EXERCISE OBJECTIVE: Images embedded in the records are excluded; print everything else exactly as given.
_ _ _ _
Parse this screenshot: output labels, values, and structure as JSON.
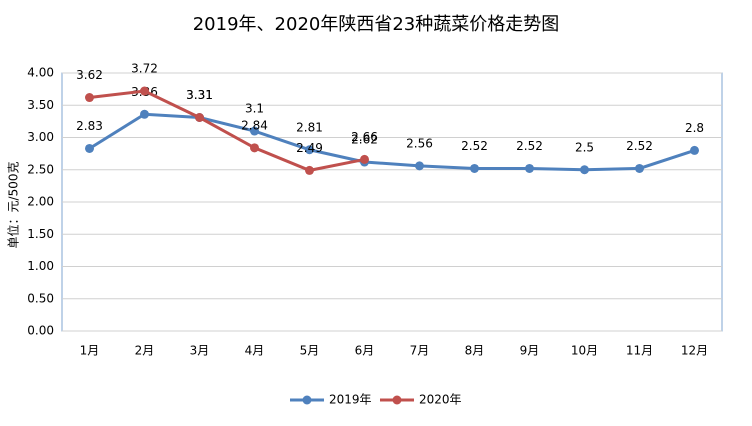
{
  "chart_data": {
    "type": "line",
    "title": "2019年、2020年陕西省23种蔬菜价格走势图",
    "y_label": "单位：元/500克",
    "categories": [
      "1月",
      "2月",
      "3月",
      "4月",
      "5月",
      "6月",
      "7月",
      "8月",
      "9月",
      "10月",
      "11月",
      "12月"
    ],
    "series": [
      {
        "name": "2019年",
        "color": "#4f81bd",
        "values": [
          2.83,
          3.36,
          3.31,
          3.1,
          2.81,
          2.62,
          2.56,
          2.52,
          2.52,
          2.5,
          2.52,
          2.8
        ]
      },
      {
        "name": "2020年",
        "color": "#c0504d",
        "values": [
          3.62,
          3.72,
          3.31,
          2.84,
          2.49,
          2.66,
          null,
          null,
          null,
          null,
          null,
          null
        ]
      }
    ],
    "ylim": [
      0,
      4
    ],
    "yticks": [
      {
        "value": 0,
        "label": "0.00"
      },
      {
        "value": 0.5,
        "label": "0.50"
      },
      {
        "value": 1,
        "label": "1.00"
      },
      {
        "value": 1.5,
        "label": "1.50"
      },
      {
        "value": 2,
        "label": "2.00"
      },
      {
        "value": 2.5,
        "label": "2.50"
      },
      {
        "value": 3,
        "label": "3.00"
      },
      {
        "value": 3.5,
        "label": "3.50"
      },
      {
        "value": 4,
        "label": "4.00"
      }
    ],
    "grid": true,
    "legend": "bottom"
  }
}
_ _ _ _
REPLY TO THE EXERCISE:
Parse this screenshot: output labels, values, and structure as JSON.
{
  "chart_data": {
    "type": "line",
    "title": "2019年、2020年陕西省23种蔬菜价格走势图",
    "y_label": "单位：元/500克",
    "categories": [
      "1月",
      "2月",
      "3月",
      "4月",
      "5月",
      "6月",
      "7月",
      "8月",
      "9月",
      "10月",
      "11月",
      "12月"
    ],
    "series": [
      {
        "name": "2019年",
        "color": "#4f81bd",
        "values": [
          2.83,
          3.36,
          3.31,
          3.1,
          2.81,
          2.62,
          2.56,
          2.52,
          2.52,
          2.5,
          2.52,
          2.8
        ]
      },
      {
        "name": "2020年",
        "color": "#c0504d",
        "values": [
          3.62,
          3.72,
          3.31,
          2.84,
          2.49,
          2.66,
          null,
          null,
          null,
          null,
          null,
          null
        ]
      }
    ],
    "ylim": [
      0,
      4
    ],
    "yticks": [
      {
        "value": 0,
        "label": "0.00"
      },
      {
        "value": 0.5,
        "label": "0.50"
      },
      {
        "value": 1,
        "label": "1.00"
      },
      {
        "value": 1.5,
        "label": "1.50"
      },
      {
        "value": 2,
        "label": "2.00"
      },
      {
        "value": 2.5,
        "label": "2.50"
      },
      {
        "value": 3,
        "label": "3.00"
      },
      {
        "value": 3.5,
        "label": "3.50"
      },
      {
        "value": 4,
        "label": "4.00"
      }
    ],
    "grid": true,
    "legend": "bottom"
  }
}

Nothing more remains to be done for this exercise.